**WHAT YOU WILL DO:** Your copy of the material below should match it exactly, except that it holds no pictures.

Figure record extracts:

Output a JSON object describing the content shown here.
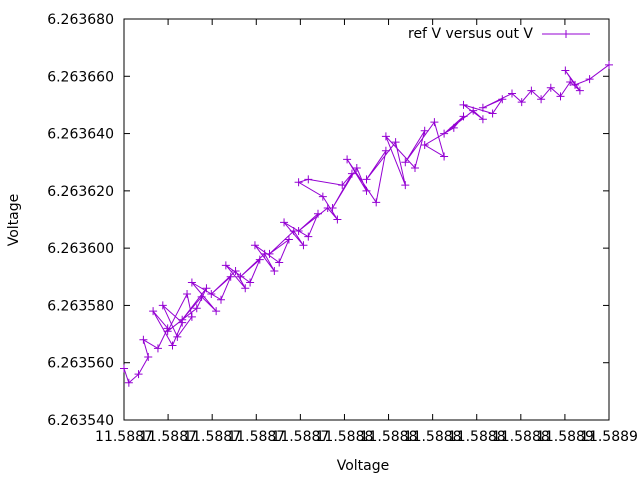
{
  "chart_data": {
    "type": "line",
    "title": "",
    "xlabel": "Voltage",
    "ylabel": "Voltage",
    "xlim": [
      0,
      10
    ],
    "ylim": [
      6.26354,
      6.26368
    ],
    "x_tick_labels": [
      "11.5887",
      "11.5887",
      "11.5887",
      "11.5887",
      "11.5887",
      "11.5888",
      "11.5888",
      "11.5888",
      "11.5888",
      "11.5888",
      "11.5889",
      "11.5889"
    ],
    "y_tick_labels": [
      "6.263540",
      "6.263560",
      "6.263580",
      "6.263600",
      "6.263620",
      "6.263640",
      "6.263660",
      "6.263680"
    ],
    "y_ticks": [
      6.26354,
      6.26356,
      6.26358,
      6.2636,
      6.26362,
      6.26364,
      6.26366,
      6.26368
    ],
    "grid": false,
    "legend_position": "top-right",
    "series": [
      {
        "name": "ref V versus out V",
        "color": "#9400d3",
        "marker": "plus",
        "x": [
          0.0,
          0.1,
          0.3,
          0.5,
          0.4,
          0.7,
          0.9,
          0.6,
          1.0,
          1.2,
          0.8,
          1.1,
          1.4,
          1.3,
          0.9,
          1.5,
          1.7,
          1.2,
          1.6,
          1.9,
          1.4,
          2.0,
          2.2,
          1.8,
          2.3,
          2.5,
          2.1,
          2.6,
          2.8,
          2.4,
          2.9,
          3.1,
          2.7,
          3.2,
          3.4,
          3.0,
          3.5,
          3.7,
          3.3,
          3.8,
          4.0,
          3.6,
          4.2,
          4.4,
          4.1,
          3.6,
          3.8,
          4.5,
          4.7,
          4.3,
          4.8,
          5.0,
          4.6,
          5.2,
          5.4,
          5.0,
          5.6,
          5.8,
          5.4,
          6.0,
          6.2,
          5.8,
          6.4,
          6.6,
          6.2,
          6.8,
          7.0,
          6.6,
          7.2,
          7.4,
          7.0,
          7.6,
          7.8,
          7.4,
          8.0,
          8.2,
          8.4,
          8.6,
          8.8,
          9.0,
          9.2,
          9.4,
          9.1,
          9.3,
          9.6,
          10.0
        ],
        "y": [
          6.263558,
          6.263553,
          6.263556,
          6.263562,
          6.263568,
          6.263565,
          6.263572,
          6.263578,
          6.263566,
          6.263574,
          6.26358,
          6.263569,
          6.263576,
          6.263584,
          6.263571,
          6.263579,
          6.263586,
          6.263575,
          6.263583,
          6.263578,
          6.263588,
          6.263582,
          6.26359,
          6.263584,
          6.263592,
          6.263586,
          6.263594,
          6.263588,
          6.263596,
          6.26359,
          6.263598,
          6.263592,
          6.263601,
          6.263595,
          6.263603,
          6.263598,
          6.263606,
          6.263601,
          6.263609,
          6.263604,
          6.263612,
          6.263606,
          6.263614,
          6.26361,
          6.263618,
          6.263623,
          6.263624,
          6.263622,
          6.263626,
          6.263614,
          6.263628,
          6.26362,
          6.263631,
          6.263616,
          6.263634,
          6.263624,
          6.263637,
          6.263622,
          6.263639,
          6.263628,
          6.263641,
          6.26363,
          6.263644,
          6.263632,
          6.263636,
          6.263642,
          6.263646,
          6.26364,
          6.263648,
          6.263645,
          6.26365,
          6.263647,
          6.263652,
          6.263649,
          6.263654,
          6.263651,
          6.263655,
          6.263652,
          6.263656,
          6.263653,
          6.263658,
          6.263655,
          6.263662,
          6.263657,
          6.263659,
          6.263664
        ]
      }
    ]
  }
}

**EXPECTED ANSWER:**
Output a JSON object describing the content shown here.
{
  "chart_data": {
    "type": "line",
    "title": "",
    "xlabel": "Voltage",
    "ylabel": "Voltage",
    "xlim": [
      0,
      10
    ],
    "ylim": [
      6.26354,
      6.26368
    ],
    "x_tick_labels": [
      "11.5887",
      "11.5887",
      "11.5887",
      "11.5887",
      "11.5887",
      "11.5888",
      "11.5888",
      "11.5888",
      "11.5888",
      "11.5888",
      "11.5889",
      "11.5889"
    ],
    "y_tick_labels": [
      "6.263540",
      "6.263560",
      "6.263580",
      "6.263600",
      "6.263620",
      "6.263640",
      "6.263660",
      "6.263680"
    ],
    "y_ticks": [
      6.26354,
      6.26356,
      6.26358,
      6.2636,
      6.26362,
      6.26364,
      6.26366,
      6.26368
    ],
    "grid": false,
    "legend_position": "top-right",
    "series": [
      {
        "name": "ref V versus out V",
        "color": "#9400d3",
        "marker": "plus",
        "x": [
          0.0,
          0.1,
          0.3,
          0.5,
          0.4,
          0.7,
          0.9,
          0.6,
          1.0,
          1.2,
          0.8,
          1.1,
          1.4,
          1.3,
          0.9,
          1.5,
          1.7,
          1.2,
          1.6,
          1.9,
          1.4,
          2.0,
          2.2,
          1.8,
          2.3,
          2.5,
          2.1,
          2.6,
          2.8,
          2.4,
          2.9,
          3.1,
          2.7,
          3.2,
          3.4,
          3.0,
          3.5,
          3.7,
          3.3,
          3.8,
          4.0,
          3.6,
          4.2,
          4.4,
          4.1,
          3.6,
          3.8,
          4.5,
          4.7,
          4.3,
          4.8,
          5.0,
          4.6,
          5.2,
          5.4,
          5.0,
          5.6,
          5.8,
          5.4,
          6.0,
          6.2,
          5.8,
          6.4,
          6.6,
          6.2,
          6.8,
          7.0,
          6.6,
          7.2,
          7.4,
          7.0,
          7.6,
          7.8,
          7.4,
          8.0,
          8.2,
          8.4,
          8.6,
          8.8,
          9.0,
          9.2,
          9.4,
          9.1,
          9.3,
          9.6,
          10.0
        ],
        "y": [
          6.263558,
          6.263553,
          6.263556,
          6.263562,
          6.263568,
          6.263565,
          6.263572,
          6.263578,
          6.263566,
          6.263574,
          6.26358,
          6.263569,
          6.263576,
          6.263584,
          6.263571,
          6.263579,
          6.263586,
          6.263575,
          6.263583,
          6.263578,
          6.263588,
          6.263582,
          6.26359,
          6.263584,
          6.263592,
          6.263586,
          6.263594,
          6.263588,
          6.263596,
          6.26359,
          6.263598,
          6.263592,
          6.263601,
          6.263595,
          6.263603,
          6.263598,
          6.263606,
          6.263601,
          6.263609,
          6.263604,
          6.263612,
          6.263606,
          6.263614,
          6.26361,
          6.263618,
          6.263623,
          6.263624,
          6.263622,
          6.263626,
          6.263614,
          6.263628,
          6.26362,
          6.263631,
          6.263616,
          6.263634,
          6.263624,
          6.263637,
          6.263622,
          6.263639,
          6.263628,
          6.263641,
          6.26363,
          6.263644,
          6.263632,
          6.263636,
          6.263642,
          6.263646,
          6.26364,
          6.263648,
          6.263645,
          6.26365,
          6.263647,
          6.263652,
          6.263649,
          6.263654,
          6.263651,
          6.263655,
          6.263652,
          6.263656,
          6.263653,
          6.263658,
          6.263655,
          6.263662,
          6.263657,
          6.263659,
          6.263664
        ]
      }
    ]
  }
}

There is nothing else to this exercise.